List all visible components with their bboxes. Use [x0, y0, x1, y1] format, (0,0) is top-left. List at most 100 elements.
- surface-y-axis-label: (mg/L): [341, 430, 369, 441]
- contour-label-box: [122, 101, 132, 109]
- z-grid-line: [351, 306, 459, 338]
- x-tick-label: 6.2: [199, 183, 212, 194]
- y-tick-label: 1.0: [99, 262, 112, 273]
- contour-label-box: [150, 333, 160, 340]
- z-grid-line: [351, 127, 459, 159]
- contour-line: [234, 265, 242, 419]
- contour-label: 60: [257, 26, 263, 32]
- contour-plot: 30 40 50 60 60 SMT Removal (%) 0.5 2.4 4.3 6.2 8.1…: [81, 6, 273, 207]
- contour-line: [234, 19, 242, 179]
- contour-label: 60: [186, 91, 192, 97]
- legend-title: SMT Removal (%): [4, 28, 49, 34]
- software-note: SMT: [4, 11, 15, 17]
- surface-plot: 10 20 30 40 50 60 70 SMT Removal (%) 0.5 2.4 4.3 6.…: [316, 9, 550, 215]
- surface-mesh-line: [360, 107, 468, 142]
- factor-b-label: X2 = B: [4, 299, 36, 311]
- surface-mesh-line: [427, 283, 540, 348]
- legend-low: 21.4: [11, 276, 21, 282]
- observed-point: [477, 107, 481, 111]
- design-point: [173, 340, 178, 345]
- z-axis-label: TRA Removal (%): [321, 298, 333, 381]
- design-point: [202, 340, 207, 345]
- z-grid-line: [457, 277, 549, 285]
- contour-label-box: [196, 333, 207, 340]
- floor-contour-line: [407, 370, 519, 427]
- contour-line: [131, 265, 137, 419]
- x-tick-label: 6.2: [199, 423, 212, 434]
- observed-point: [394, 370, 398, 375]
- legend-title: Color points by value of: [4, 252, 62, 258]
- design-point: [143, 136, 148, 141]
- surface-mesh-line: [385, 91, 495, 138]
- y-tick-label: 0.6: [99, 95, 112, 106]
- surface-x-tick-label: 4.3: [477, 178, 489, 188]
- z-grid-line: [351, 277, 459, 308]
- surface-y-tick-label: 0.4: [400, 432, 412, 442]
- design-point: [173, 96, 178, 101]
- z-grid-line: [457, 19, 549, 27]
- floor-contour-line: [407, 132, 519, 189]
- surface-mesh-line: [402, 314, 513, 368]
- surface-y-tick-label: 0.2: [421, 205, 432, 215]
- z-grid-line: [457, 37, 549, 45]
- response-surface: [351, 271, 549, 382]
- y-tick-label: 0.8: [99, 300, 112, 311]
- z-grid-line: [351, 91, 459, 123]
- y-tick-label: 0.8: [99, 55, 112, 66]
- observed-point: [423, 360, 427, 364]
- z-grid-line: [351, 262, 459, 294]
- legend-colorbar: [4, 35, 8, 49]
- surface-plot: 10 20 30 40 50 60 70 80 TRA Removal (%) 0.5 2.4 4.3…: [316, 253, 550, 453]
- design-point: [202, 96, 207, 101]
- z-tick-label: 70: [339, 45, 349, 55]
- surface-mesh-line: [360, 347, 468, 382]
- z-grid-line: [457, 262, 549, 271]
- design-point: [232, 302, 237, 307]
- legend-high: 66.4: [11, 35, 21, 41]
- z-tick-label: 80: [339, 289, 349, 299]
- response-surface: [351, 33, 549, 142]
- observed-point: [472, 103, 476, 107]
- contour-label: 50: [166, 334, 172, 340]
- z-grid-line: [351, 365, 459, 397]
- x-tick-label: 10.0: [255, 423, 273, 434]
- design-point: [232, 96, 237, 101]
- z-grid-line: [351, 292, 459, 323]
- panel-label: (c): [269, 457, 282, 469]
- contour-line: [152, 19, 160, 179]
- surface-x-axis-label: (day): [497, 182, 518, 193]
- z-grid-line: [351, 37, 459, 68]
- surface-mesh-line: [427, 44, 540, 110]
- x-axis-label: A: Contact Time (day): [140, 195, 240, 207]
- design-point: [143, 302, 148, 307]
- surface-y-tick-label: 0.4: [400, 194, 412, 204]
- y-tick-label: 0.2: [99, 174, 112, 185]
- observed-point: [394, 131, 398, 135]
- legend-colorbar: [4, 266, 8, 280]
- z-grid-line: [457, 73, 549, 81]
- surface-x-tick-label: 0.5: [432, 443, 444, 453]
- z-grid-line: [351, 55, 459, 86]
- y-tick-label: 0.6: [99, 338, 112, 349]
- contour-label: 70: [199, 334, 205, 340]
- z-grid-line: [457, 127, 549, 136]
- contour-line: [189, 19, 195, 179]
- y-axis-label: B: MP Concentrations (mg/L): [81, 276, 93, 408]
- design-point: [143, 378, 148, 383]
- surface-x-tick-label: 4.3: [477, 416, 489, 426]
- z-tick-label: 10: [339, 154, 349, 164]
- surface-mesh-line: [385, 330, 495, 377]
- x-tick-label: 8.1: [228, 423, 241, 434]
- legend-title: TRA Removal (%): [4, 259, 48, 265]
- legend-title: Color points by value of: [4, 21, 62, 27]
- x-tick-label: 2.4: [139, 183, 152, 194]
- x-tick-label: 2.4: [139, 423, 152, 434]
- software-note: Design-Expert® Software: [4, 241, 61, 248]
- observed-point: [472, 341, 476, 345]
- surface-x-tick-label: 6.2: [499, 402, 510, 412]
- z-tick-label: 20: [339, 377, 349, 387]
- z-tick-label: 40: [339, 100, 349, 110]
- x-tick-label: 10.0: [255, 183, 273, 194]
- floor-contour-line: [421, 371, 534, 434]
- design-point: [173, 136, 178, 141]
§ §
### PROMPT
Copy the data above line for line, with no changes.

### FULL OUTPUT
List all visible components with their bboxes. Use [x0, y0, x1, y1] format, (0,0) is top-left. List at most 100 elements.
- surface-y-axis-label: (mg/L): [341, 430, 369, 441]
- contour-label-box: [122, 101, 132, 109]
- z-grid-line: [351, 306, 459, 338]
- x-tick-label: 6.2: [199, 183, 212, 194]
- y-tick-label: 1.0: [99, 262, 112, 273]
- contour-label-box: [150, 333, 160, 340]
- z-grid-line: [351, 127, 459, 159]
- contour-line: [234, 265, 242, 419]
- contour-label: 60: [257, 26, 263, 32]
- contour-plot: 30 40 50 60 60 SMT Removal (%) 0.5 2.4 4.3 6.2 8.1…: [81, 6, 273, 207]
- contour-line: [234, 19, 242, 179]
- contour-label: 60: [186, 91, 192, 97]
- legend-title: SMT Removal (%): [4, 28, 49, 34]
- software-note: SMT: [4, 11, 15, 17]
- surface-plot: 10 20 30 40 50 60 70 SMT Removal (%) 0.5 2.4 4.3 6.…: [316, 9, 550, 215]
- surface-mesh-line: [360, 107, 468, 142]
- factor-b-label: X2 = B: [4, 299, 36, 311]
- surface-mesh-line: [427, 283, 540, 348]
- legend-low: 21.4: [11, 276, 21, 282]
- observed-point: [477, 107, 481, 111]
- design-point: [173, 340, 178, 345]
- z-axis-label: TRA Removal (%): [321, 298, 333, 381]
- design-point: [202, 340, 207, 345]
- z-grid-line: [457, 277, 549, 285]
- contour-label-box: [196, 333, 207, 340]
- floor-contour-line: [407, 370, 519, 427]
- contour-line: [131, 265, 137, 419]
- x-tick-label: 6.2: [199, 423, 212, 434]
- observed-point: [394, 370, 398, 375]
- legend-title: Color points by value of: [4, 252, 62, 258]
- design-point: [143, 136, 148, 141]
- surface-mesh-line: [385, 91, 495, 138]
- y-tick-label: 0.6: [99, 95, 112, 106]
- surface-x-tick-label: 4.3: [477, 178, 489, 188]
- z-grid-line: [351, 277, 459, 308]
- surface-y-tick-label: 0.4: [400, 432, 412, 442]
- design-point: [173, 96, 178, 101]
- z-grid-line: [457, 19, 549, 27]
- floor-contour-line: [407, 132, 519, 189]
- surface-mesh-line: [402, 314, 513, 368]
- surface-y-tick-label: 0.2: [421, 205, 432, 215]
- z-grid-line: [457, 37, 549, 45]
- response-surface: [351, 271, 549, 382]
- y-tick-label: 0.8: [99, 300, 112, 311]
- z-grid-line: [351, 91, 459, 123]
- y-tick-label: 0.8: [99, 55, 112, 66]
- observed-point: [423, 360, 427, 364]
- z-grid-line: [351, 262, 459, 294]
- legend-colorbar: [4, 35, 8, 49]
- surface-plot: 10 20 30 40 50 60 70 80 TRA Removal (%) 0.5 2.4 4.3…: [316, 253, 550, 453]
- design-point: [202, 96, 207, 101]
- z-tick-label: 70: [339, 45, 349, 55]
- surface-mesh-line: [360, 347, 468, 382]
- z-grid-line: [457, 262, 549, 271]
- design-point: [232, 302, 237, 307]
- legend-high: 66.4: [11, 35, 21, 41]
- z-tick-label: 80: [339, 289, 349, 299]
- response-surface: [351, 33, 549, 142]
- observed-point: [472, 103, 476, 107]
- contour-label: 50: [166, 334, 172, 340]
- z-grid-line: [351, 365, 459, 397]
- x-tick-label: 10.0: [255, 423, 273, 434]
- design-point: [232, 96, 237, 101]
- z-grid-line: [351, 292, 459, 323]
- panel-label: (c): [269, 457, 282, 469]
- contour-line: [152, 19, 160, 179]
- surface-x-axis-label: (day): [497, 182, 518, 193]
- z-grid-line: [351, 37, 459, 68]
- surface-mesh-line: [427, 44, 540, 110]
- x-axis-label: A: Contact Time (day): [140, 195, 240, 207]
- design-point: [143, 302, 148, 307]
- surface-y-tick-label: 0.4: [400, 194, 412, 204]
- y-tick-label: 0.2: [99, 174, 112, 185]
- observed-point: [394, 131, 398, 135]
- legend-colorbar: [4, 266, 8, 280]
- z-grid-line: [457, 73, 549, 81]
- surface-x-tick-label: 0.5: [432, 443, 444, 453]
- z-grid-line: [351, 55, 459, 86]
- y-tick-label: 0.6: [99, 338, 112, 349]
- contour-label: 70: [199, 334, 205, 340]
- z-grid-line: [457, 127, 549, 136]
- contour-line: [189, 19, 195, 179]
- y-axis-label: B: MP Concentrations (mg/L): [81, 276, 93, 408]
- design-point: [143, 378, 148, 383]
- surface-x-tick-label: 4.3: [477, 416, 489, 426]
- z-tick-label: 10: [339, 154, 349, 164]
- surface-mesh-line: [385, 330, 495, 377]
- x-tick-label: 8.1: [228, 423, 241, 434]
- legend-title: TRA Removal (%): [4, 259, 48, 265]
- legend-title: Color points by value of: [4, 21, 62, 27]
- x-tick-label: 2.4: [139, 183, 152, 194]
- x-tick-label: 2.4: [139, 423, 152, 434]
- software-note: Design-Expert® Software: [4, 241, 61, 248]
- observed-point: [472, 341, 476, 345]
- surface-x-tick-label: 6.2: [499, 402, 510, 412]
- z-tick-label: 20: [339, 377, 349, 387]
- z-tick-label: 40: [339, 100, 349, 110]
- x-tick-label: 10.0: [255, 183, 273, 194]
- floor-contour-line: [421, 371, 534, 434]
- design-point: [173, 136, 178, 141]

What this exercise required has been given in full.